→ Exercise aim
Could you retype each of the items below character for character, leaving out the pictures?

Image-based layout entries:
########################################

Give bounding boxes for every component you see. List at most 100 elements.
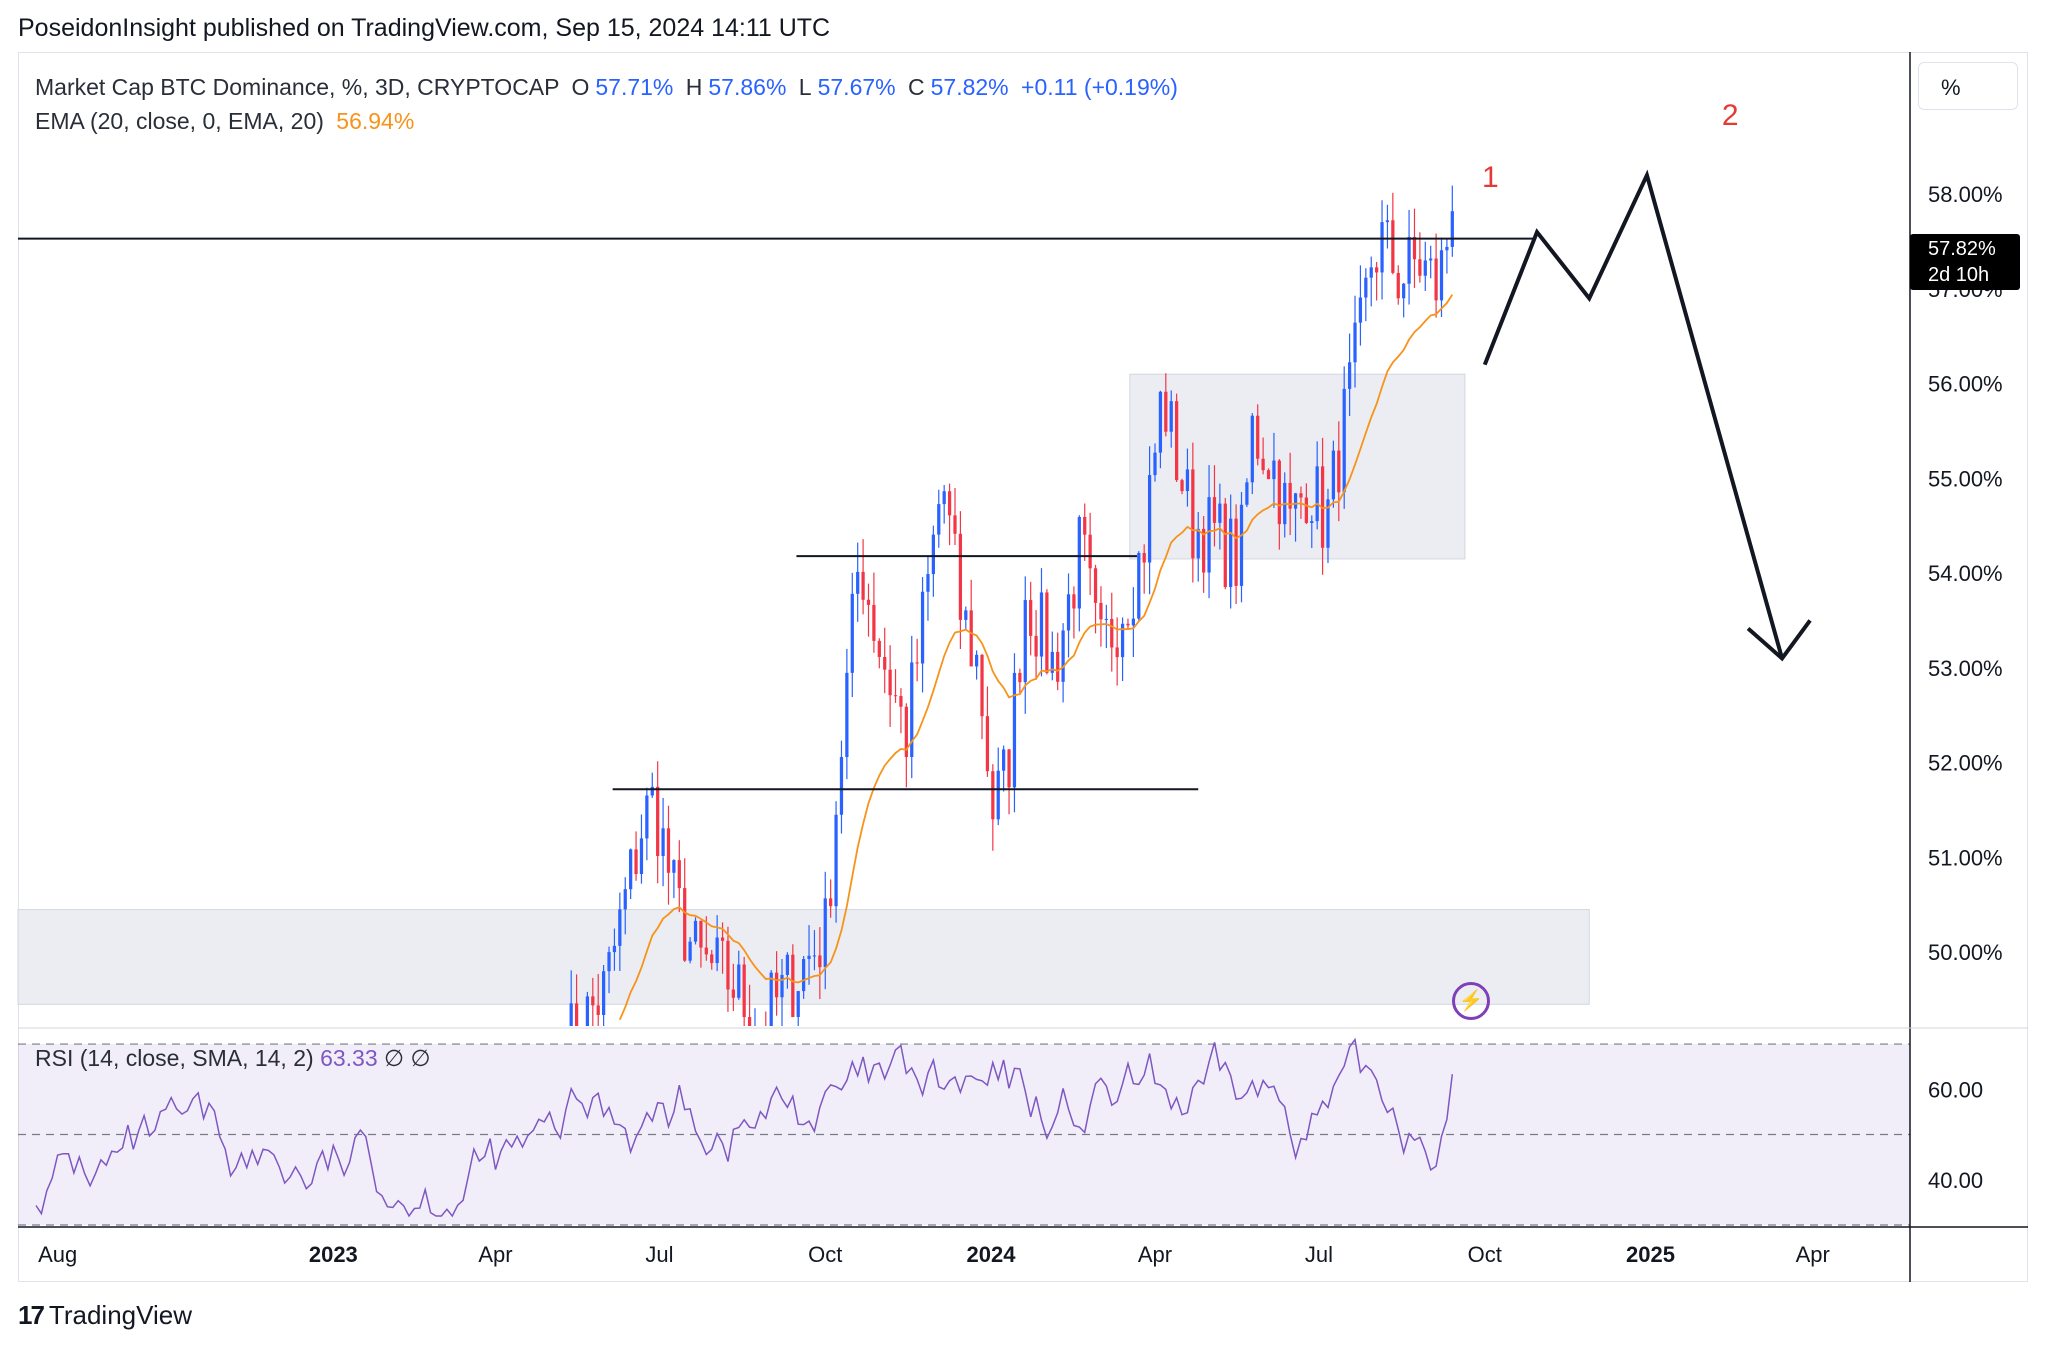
candle-body (942, 491, 946, 505)
rsi-hide-icon[interactable]: ∅ (410, 1045, 431, 1071)
candle-body (1104, 618, 1108, 620)
rsi-label: RSI (14, close, SMA, 14, 2) (35, 1045, 314, 1071)
candle-body (974, 654, 979, 667)
price-tick-label: 54.00% (1928, 561, 2003, 586)
candle-body (1142, 552, 1146, 563)
candle-body (726, 940, 730, 990)
rsi-tick-label: 40.00 (1928, 1168, 1983, 1193)
candle-body (1115, 647, 1119, 658)
time-tick-label: Oct (808, 1242, 842, 1267)
candle-body (1353, 322, 1357, 363)
candle-body (774, 972, 779, 998)
candle-body (1218, 503, 1222, 523)
candle-body (1029, 600, 1033, 636)
candle-body (1423, 260, 1427, 276)
candle-body (877, 640, 881, 657)
candle-body (1375, 267, 1379, 273)
candle-body (1342, 388, 1346, 493)
candle-body (823, 898, 827, 968)
candle-body (1077, 516, 1081, 609)
candle-body (1402, 283, 1406, 299)
candle-body (904, 706, 908, 758)
candle-body (634, 849, 638, 875)
candle-body (1126, 623, 1130, 626)
candle-body (1083, 516, 1087, 535)
candle-body (872, 604, 876, 641)
rsi-legend: RSI (14, close, SMA, 14, 2) 63.33 ∅ ∅ (35, 1045, 431, 1072)
candle-body (1196, 528, 1200, 559)
candle-body (1299, 493, 1303, 498)
candle-body (980, 654, 984, 717)
ema-label: EMA (20, close, 0, EMA, 20) (35, 108, 324, 134)
candle-body (1120, 623, 1125, 658)
price-tick-label: 53.00% (1928, 656, 2003, 681)
chart-frame (18, 52, 2028, 1282)
candle-body (996, 770, 1000, 820)
candle-body (953, 515, 957, 534)
candle-body (1407, 236, 1411, 284)
candle-body (1164, 391, 1168, 432)
ohlc-high: H 57.86% (685, 74, 787, 100)
candle-body (672, 860, 676, 873)
candle-body (601, 971, 606, 1015)
ema-row: EMA (20, close, 0, EMA, 20) 56.94% (35, 104, 1178, 138)
candle-body (1450, 211, 1454, 247)
candle-body (1191, 469, 1195, 559)
ema-value: 56.94% (336, 108, 415, 134)
candle-body (1369, 267, 1373, 278)
candle-body (639, 838, 644, 875)
candle-body (1093, 568, 1098, 603)
candle-body (937, 504, 941, 535)
candle-body (1202, 528, 1206, 573)
candle-body (1018, 672, 1022, 683)
candle-body (1266, 470, 1271, 480)
wave-label-1: 1 (1482, 161, 1499, 194)
candle-body (1158, 391, 1163, 453)
candle-body (1072, 594, 1076, 609)
percent-scale-button[interactable]: % (1918, 62, 2018, 110)
candle-body (845, 672, 849, 758)
rsi-hide-icon[interactable]: ∅ (384, 1045, 405, 1071)
candle-body (1293, 493, 1298, 509)
candle-body (899, 696, 903, 707)
candle-body (1412, 236, 1417, 260)
candle-body (1110, 618, 1114, 648)
ohlc-close: C 57.82% (908, 74, 1009, 100)
candle-body (1331, 450, 1336, 500)
candle-body (802, 959, 806, 992)
flash-icon[interactable]: ⚡ (1452, 982, 1490, 1020)
candle-body (720, 937, 725, 941)
candle-body (856, 571, 860, 594)
candle-body (596, 1005, 600, 1015)
candle-body (807, 955, 811, 960)
candle-body (796, 991, 800, 1017)
ohlc-open: O 57.71% (571, 74, 674, 100)
candle-body (1358, 297, 1363, 323)
price-tick-label: 55.00% (1928, 466, 2003, 491)
rsi-tick-label: 60.00 (1928, 1077, 1983, 1102)
candle-body (683, 888, 687, 961)
candle-body (1045, 592, 1049, 673)
candle-body (958, 533, 963, 620)
tradingview-logo[interactable]: 17 TradingView (18, 1300, 192, 1331)
candle-body (785, 954, 790, 975)
candle-body (607, 952, 611, 972)
candle-body (839, 757, 844, 815)
candle-body (985, 716, 990, 772)
rsi-value: 63.33 (320, 1045, 378, 1071)
price-tick-label: 51.00% (1928, 845, 2003, 870)
price-tick-label: 52.00% (1928, 751, 2003, 776)
candle-body (1277, 460, 1281, 525)
candle-body (1418, 259, 1422, 276)
candle-body (910, 662, 914, 758)
candle-body (1261, 458, 1265, 471)
candle-body (888, 669, 892, 696)
candle-body (612, 945, 617, 953)
candle-body (780, 974, 784, 998)
candle-body (704, 947, 708, 955)
candle-body (1310, 521, 1314, 523)
time-tick-label: Apr (1796, 1242, 1830, 1267)
last-price: 57.82% (1928, 238, 1996, 260)
candle-body (791, 954, 795, 1017)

########################################

→ Correct answer
Give bounding boxes for every component you see. List at most 100 elements.
candle-body (942, 491, 946, 505)
rsi-hide-icon[interactable]: ∅ (410, 1045, 431, 1071)
candle-body (1104, 618, 1108, 620)
rsi-label: RSI (14, close, SMA, 14, 2) (35, 1045, 314, 1071)
candle-body (974, 654, 979, 667)
price-tick-label: 54.00% (1928, 561, 2003, 586)
candle-body (1142, 552, 1146, 563)
candle-body (726, 940, 730, 990)
rsi-tick-label: 40.00 (1928, 1168, 1983, 1193)
candle-body (1115, 647, 1119, 658)
time-tick-label: Oct (808, 1242, 842, 1267)
candle-body (1353, 322, 1357, 363)
candle-body (774, 972, 779, 998)
candle-body (1218, 503, 1222, 523)
candle-body (1029, 600, 1033, 636)
candle-body (1423, 260, 1427, 276)
candle-body (877, 640, 881, 657)
candle-body (1375, 267, 1379, 273)
candle-body (1342, 388, 1346, 493)
candle-body (823, 898, 827, 968)
candle-body (1077, 516, 1081, 609)
candle-body (1402, 283, 1406, 299)
candle-body (904, 706, 908, 758)
candle-body (634, 849, 638, 875)
candle-body (1126, 623, 1130, 626)
candle-body (1083, 516, 1087, 535)
candle-body (872, 604, 876, 641)
rsi-legend: RSI (14, close, SMA, 14, 2) 63.33 ∅ ∅ (35, 1045, 431, 1072)
candle-body (1196, 528, 1200, 559)
candle-body (1299, 493, 1303, 498)
candle-body (980, 654, 984, 717)
ema-label: EMA (20, close, 0, EMA, 20) (35, 108, 324, 134)
candle-body (1120, 623, 1125, 658)
price-tick-label: 53.00% (1928, 656, 2003, 681)
chart-frame (18, 52, 2028, 1282)
candle-body (996, 770, 1000, 820)
candle-body (953, 515, 957, 534)
candle-body (1407, 236, 1411, 284)
candle-body (1164, 391, 1168, 432)
ohlc-high: H 57.86% (685, 74, 787, 100)
candle-body (672, 860, 676, 873)
candle-body (601, 971, 606, 1015)
ema-row: EMA (20, close, 0, EMA, 20) 56.94% (35, 104, 1178, 138)
candle-body (1450, 211, 1454, 247)
candle-body (1191, 469, 1195, 559)
ema-value: 56.94% (336, 108, 415, 134)
candle-body (1369, 267, 1373, 278)
candle-body (639, 838, 644, 875)
candle-body (1093, 568, 1098, 603)
candle-body (937, 504, 941, 535)
candle-body (1202, 528, 1206, 573)
candle-body (1018, 672, 1022, 683)
candle-body (1266, 470, 1271, 480)
wave-label-1: 1 (1482, 161, 1499, 194)
candle-body (1158, 391, 1163, 453)
candle-body (1072, 594, 1076, 609)
percent-scale-button[interactable]: % (1918, 62, 2018, 110)
candle-body (845, 672, 849, 758)
rsi-hide-icon[interactable]: ∅ (384, 1045, 405, 1071)
candle-body (1293, 493, 1298, 509)
candle-body (899, 696, 903, 707)
candle-body (1412, 236, 1417, 260)
candle-body (1110, 618, 1114, 648)
ohlc-close: C 57.82% (908, 74, 1009, 100)
candle-body (1331, 450, 1336, 500)
candle-body (802, 959, 806, 992)
flash-icon[interactable]: ⚡ (1452, 982, 1490, 1020)
candle-body (720, 937, 725, 941)
candle-body (856, 571, 860, 594)
candle-body (596, 1005, 600, 1015)
candle-body (807, 955, 811, 960)
candle-body (796, 991, 800, 1017)
ohlc-open: O 57.71% (571, 74, 674, 100)
candle-body (1358, 297, 1363, 323)
price-tick-label: 55.00% (1928, 466, 2003, 491)
rsi-tick-label: 60.00 (1928, 1077, 1983, 1102)
candle-body (683, 888, 687, 961)
candle-body (1045, 592, 1049, 673)
candle-body (958, 533, 963, 620)
tradingview-logo[interactable]: 17 TradingView (18, 1300, 192, 1331)
candle-body (785, 954, 790, 975)
candle-body (607, 952, 611, 972)
candle-body (839, 757, 844, 815)
candle-body (985, 716, 990, 772)
rsi-value: 63.33 (320, 1045, 378, 1071)
price-tick-label: 51.00% (1928, 845, 2003, 870)
price-tick-label: 52.00% (1928, 751, 2003, 776)
candle-body (1277, 460, 1281, 525)
candle-body (1418, 259, 1422, 276)
candle-body (910, 662, 914, 758)
candle-body (1261, 458, 1265, 471)
candle-body (888, 669, 892, 696)
candle-body (612, 945, 617, 953)
candle-body (780, 974, 784, 998)
candle-body (704, 947, 708, 955)
candle-body (1310, 521, 1314, 523)
time-tick-label: Apr (1796, 1242, 1830, 1267)
last-price: 57.82% (1928, 238, 1996, 260)
candle-body (791, 954, 795, 1017)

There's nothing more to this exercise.